__THE TASK__: Every line in the listing is to be echoed verbatim.
== RECORD SET
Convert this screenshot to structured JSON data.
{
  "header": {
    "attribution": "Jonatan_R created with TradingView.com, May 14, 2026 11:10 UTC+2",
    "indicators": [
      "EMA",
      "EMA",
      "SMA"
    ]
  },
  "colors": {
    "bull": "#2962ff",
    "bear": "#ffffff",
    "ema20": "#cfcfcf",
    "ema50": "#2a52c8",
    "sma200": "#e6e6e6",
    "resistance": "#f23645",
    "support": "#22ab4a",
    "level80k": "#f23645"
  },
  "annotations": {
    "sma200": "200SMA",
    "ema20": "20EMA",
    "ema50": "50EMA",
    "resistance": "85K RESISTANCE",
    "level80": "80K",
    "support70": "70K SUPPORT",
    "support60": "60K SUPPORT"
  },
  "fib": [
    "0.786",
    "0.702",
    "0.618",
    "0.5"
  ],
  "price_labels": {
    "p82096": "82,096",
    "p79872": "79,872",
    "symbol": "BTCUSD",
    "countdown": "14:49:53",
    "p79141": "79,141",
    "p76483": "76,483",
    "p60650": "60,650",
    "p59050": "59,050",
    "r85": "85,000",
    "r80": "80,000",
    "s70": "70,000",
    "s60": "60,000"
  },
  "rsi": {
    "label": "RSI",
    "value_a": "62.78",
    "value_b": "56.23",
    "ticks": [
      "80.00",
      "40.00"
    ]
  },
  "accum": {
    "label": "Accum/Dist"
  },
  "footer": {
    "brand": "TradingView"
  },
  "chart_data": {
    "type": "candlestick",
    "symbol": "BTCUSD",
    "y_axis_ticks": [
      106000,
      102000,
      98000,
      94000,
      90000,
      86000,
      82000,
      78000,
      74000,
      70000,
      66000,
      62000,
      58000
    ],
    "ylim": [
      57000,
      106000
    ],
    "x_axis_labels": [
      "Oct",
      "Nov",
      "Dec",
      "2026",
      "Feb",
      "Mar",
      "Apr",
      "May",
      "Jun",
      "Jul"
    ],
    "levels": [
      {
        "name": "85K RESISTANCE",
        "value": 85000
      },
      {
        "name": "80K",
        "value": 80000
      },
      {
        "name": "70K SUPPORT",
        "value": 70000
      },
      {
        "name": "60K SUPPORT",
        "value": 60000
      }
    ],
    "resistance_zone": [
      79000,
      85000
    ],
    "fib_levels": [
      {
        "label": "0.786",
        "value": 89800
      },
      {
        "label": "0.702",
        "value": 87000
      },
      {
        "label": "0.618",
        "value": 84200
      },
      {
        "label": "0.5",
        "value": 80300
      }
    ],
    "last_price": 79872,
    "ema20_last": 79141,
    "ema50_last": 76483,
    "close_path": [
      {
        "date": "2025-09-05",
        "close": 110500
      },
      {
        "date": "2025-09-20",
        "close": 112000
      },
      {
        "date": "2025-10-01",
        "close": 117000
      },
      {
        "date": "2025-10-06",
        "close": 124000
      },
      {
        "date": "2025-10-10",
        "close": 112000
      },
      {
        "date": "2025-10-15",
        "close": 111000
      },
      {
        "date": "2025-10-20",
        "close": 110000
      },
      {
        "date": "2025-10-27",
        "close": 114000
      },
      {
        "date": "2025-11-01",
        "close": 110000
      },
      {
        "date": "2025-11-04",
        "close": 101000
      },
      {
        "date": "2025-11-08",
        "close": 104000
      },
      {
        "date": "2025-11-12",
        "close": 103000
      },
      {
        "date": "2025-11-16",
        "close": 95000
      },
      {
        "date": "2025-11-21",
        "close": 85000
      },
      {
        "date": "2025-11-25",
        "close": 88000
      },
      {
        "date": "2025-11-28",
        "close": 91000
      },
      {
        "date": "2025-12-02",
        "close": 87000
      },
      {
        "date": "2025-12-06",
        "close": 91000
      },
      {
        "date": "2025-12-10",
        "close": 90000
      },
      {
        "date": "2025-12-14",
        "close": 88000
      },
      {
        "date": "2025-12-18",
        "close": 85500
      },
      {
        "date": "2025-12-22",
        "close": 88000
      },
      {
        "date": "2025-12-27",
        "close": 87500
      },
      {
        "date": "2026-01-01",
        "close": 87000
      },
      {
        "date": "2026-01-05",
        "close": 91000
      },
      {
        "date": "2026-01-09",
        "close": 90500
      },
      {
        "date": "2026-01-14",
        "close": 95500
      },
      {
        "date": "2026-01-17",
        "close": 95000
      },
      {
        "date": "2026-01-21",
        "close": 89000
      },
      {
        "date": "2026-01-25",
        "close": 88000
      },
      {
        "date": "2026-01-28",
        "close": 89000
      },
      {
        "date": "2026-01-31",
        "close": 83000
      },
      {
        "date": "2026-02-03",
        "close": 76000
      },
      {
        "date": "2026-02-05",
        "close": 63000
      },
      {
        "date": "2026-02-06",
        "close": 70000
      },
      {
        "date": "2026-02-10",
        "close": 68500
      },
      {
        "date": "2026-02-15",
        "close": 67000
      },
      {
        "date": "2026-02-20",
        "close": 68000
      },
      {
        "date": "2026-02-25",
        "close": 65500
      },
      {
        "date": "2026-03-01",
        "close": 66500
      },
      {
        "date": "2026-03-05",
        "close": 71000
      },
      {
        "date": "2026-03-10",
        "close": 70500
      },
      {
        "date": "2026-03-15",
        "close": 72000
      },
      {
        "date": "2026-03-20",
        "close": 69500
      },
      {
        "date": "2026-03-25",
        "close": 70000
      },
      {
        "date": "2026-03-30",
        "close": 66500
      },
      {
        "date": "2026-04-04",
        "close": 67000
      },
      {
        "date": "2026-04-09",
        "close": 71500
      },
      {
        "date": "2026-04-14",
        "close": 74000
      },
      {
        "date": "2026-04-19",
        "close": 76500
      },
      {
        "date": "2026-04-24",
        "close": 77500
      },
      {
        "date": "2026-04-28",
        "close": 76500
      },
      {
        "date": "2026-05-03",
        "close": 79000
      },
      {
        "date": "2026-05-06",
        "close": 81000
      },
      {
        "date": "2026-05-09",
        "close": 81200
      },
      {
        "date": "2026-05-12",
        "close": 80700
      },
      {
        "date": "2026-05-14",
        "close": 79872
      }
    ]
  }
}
====
__THE SOLUTION__:
Convert this screenshot to structured JSON data.
{
  "header": {
    "attribution": "Jonatan_R created with TradingView.com, May 14, 2026 11:10 UTC+2",
    "indicators": [
      "EMA",
      "EMA",
      "SMA"
    ]
  },
  "colors": {
    "bull": "#2962ff",
    "bear": "#ffffff",
    "ema20": "#cfcfcf",
    "ema50": "#2a52c8",
    "sma200": "#e6e6e6",
    "resistance": "#f23645",
    "support": "#22ab4a",
    "level80k": "#f23645"
  },
  "annotations": {
    "sma200": "200SMA",
    "ema20": "20EMA",
    "ema50": "50EMA",
    "resistance": "85K RESISTANCE",
    "level80": "80K",
    "support70": "70K SUPPORT",
    "support60": "60K SUPPORT"
  },
  "fib": [
    "0.786",
    "0.702",
    "0.618",
    "0.5"
  ],
  "price_labels": {
    "p82096": "82,096",
    "p79872": "79,872",
    "symbol": "BTCUSD",
    "countdown": "14:49:53",
    "p79141": "79,141",
    "p76483": "76,483",
    "p60650": "60,650",
    "p59050": "59,050",
    "r85": "85,000",
    "r80": "80,000",
    "s70": "70,000",
    "s60": "60,000"
  },
  "rsi": {
    "label": "RSI",
    "value_a": "62.78",
    "value_b": "56.23",
    "ticks": [
      "80.00",
      "40.00"
    ]
  },
  "accum": {
    "label": "Accum/Dist"
  },
  "footer": {
    "brand": "TradingView"
  },
  "chart_data": {
    "type": "candlestick",
    "symbol": "BTCUSD",
    "y_axis_ticks": [
      106000,
      102000,
      98000,
      94000,
      90000,
      86000,
      82000,
      78000,
      74000,
      70000,
      66000,
      62000,
      58000
    ],
    "ylim": [
      57000,
      106000
    ],
    "x_axis_labels": [
      "Oct",
      "Nov",
      "Dec",
      "2026",
      "Feb",
      "Mar",
      "Apr",
      "May",
      "Jun",
      "Jul"
    ],
    "levels": [
      {
        "name": "85K RESISTANCE",
        "value": 85000
      },
      {
        "name": "80K",
        "value": 80000
      },
      {
        "name": "70K SUPPORT",
        "value": 70000
      },
      {
        "name": "60K SUPPORT",
        "value": 60000
      }
    ],
    "resistance_zone": [
      79000,
      85000
    ],
    "fib_levels": [
      {
        "label": "0.786",
        "value": 89800
      },
      {
        "label": "0.702",
        "value": 87000
      },
      {
        "label": "0.618",
        "value": 84200
      },
      {
        "label": "0.5",
        "value": 80300
      }
    ],
    "last_price": 79872,
    "ema20_last": 79141,
    "ema50_last": 76483,
    "close_path": [
      {
        "date": "2025-09-05",
        "close": 110500
      },
      {
        "date": "2025-09-20",
        "close": 112000
      },
      {
        "date": "2025-10-01",
        "close": 117000
      },
      {
        "date": "2025-10-06",
        "close": 124000
      },
      {
        "date": "2025-10-10",
        "close": 112000
      },
      {
        "date": "2025-10-15",
        "close": 111000
      },
      {
        "date": "2025-10-20",
        "close": 110000
      },
      {
        "date": "2025-10-27",
        "close": 114000
      },
      {
        "date": "2025-11-01",
        "close": 110000
      },
      {
        "date": "2025-11-04",
        "close": 101000
      },
      {
        "date": "2025-11-08",
        "close": 104000
      },
      {
        "date": "2025-11-12",
        "close": 103000
      },
      {
        "date": "2025-11-16",
        "close": 95000
      },
      {
        "date": "2025-11-21",
        "close": 85000
      },
      {
        "date": "2025-11-25",
        "close": 88000
      },
      {
        "date": "2025-11-28",
        "close": 91000
      },
      {
        "date": "2025-12-02",
        "close": 87000
      },
      {
        "date": "2025-12-06",
        "close": 91000
      },
      {
        "date": "2025-12-10",
        "close": 90000
      },
      {
        "date": "2025-12-14",
        "close": 88000
      },
      {
        "date": "2025-12-18",
        "close": 85500
      },
      {
        "date": "2025-12-22",
        "close": 88000
      },
      {
        "date": "2025-12-27",
        "close": 87500
      },
      {
        "date": "2026-01-01",
        "close": 87000
      },
      {
        "date": "2026-01-05",
        "close": 91000
      },
      {
        "date": "2026-01-09",
        "close": 90500
      },
      {
        "date": "2026-01-14",
        "close": 95500
      },
      {
        "date": "2026-01-17",
        "close": 95000
      },
      {
        "date": "2026-01-21",
        "close": 89000
      },
      {
        "date": "2026-01-25",
        "close": 88000
      },
      {
        "date": "2026-01-28",
        "close": 89000
      },
      {
        "date": "2026-01-31",
        "close": 83000
      },
      {
        "date": "2026-02-03",
        "close": 76000
      },
      {
        "date": "2026-02-05",
        "close": 63000
      },
      {
        "date": "2026-02-06",
        "close": 70000
      },
      {
        "date": "2026-02-10",
        "close": 68500
      },
      {
        "date": "2026-02-15",
        "close": 67000
      },
      {
        "date": "2026-02-20",
        "close": 68000
      },
      {
        "date": "2026-02-25",
        "close": 65500
      },
      {
        "date": "2026-03-01",
        "close": 66500
      },
      {
        "date": "2026-03-05",
        "close": 71000
      },
      {
        "date": "2026-03-10",
        "close": 70500
      },
      {
        "date": "2026-03-15",
        "close": 72000
      },
      {
        "date": "2026-03-20",
        "close": 69500
      },
      {
        "date": "2026-03-25",
        "close": 70000
      },
      {
        "date": "2026-03-30",
        "close": 66500
      },
      {
        "date": "2026-04-04",
        "close": 67000
      },
      {
        "date": "2026-04-09",
        "close": 71500
      },
      {
        "date": "2026-04-14",
        "close": 74000
      },
      {
        "date": "2026-04-19",
        "close": 76500
      },
      {
        "date": "2026-04-24",
        "close": 77500
      },
      {
        "date": "2026-04-28",
        "close": 76500
      },
      {
        "date": "2026-05-03",
        "close": 79000
      },
      {
        "date": "2026-05-06",
        "close": 81000
      },
      {
        "date": "2026-05-09",
        "close": 81200
      },
      {
        "date": "2026-05-12",
        "close": 80700
      },
      {
        "date": "2026-05-14",
        "close": 79872
      }
    ]
  }
}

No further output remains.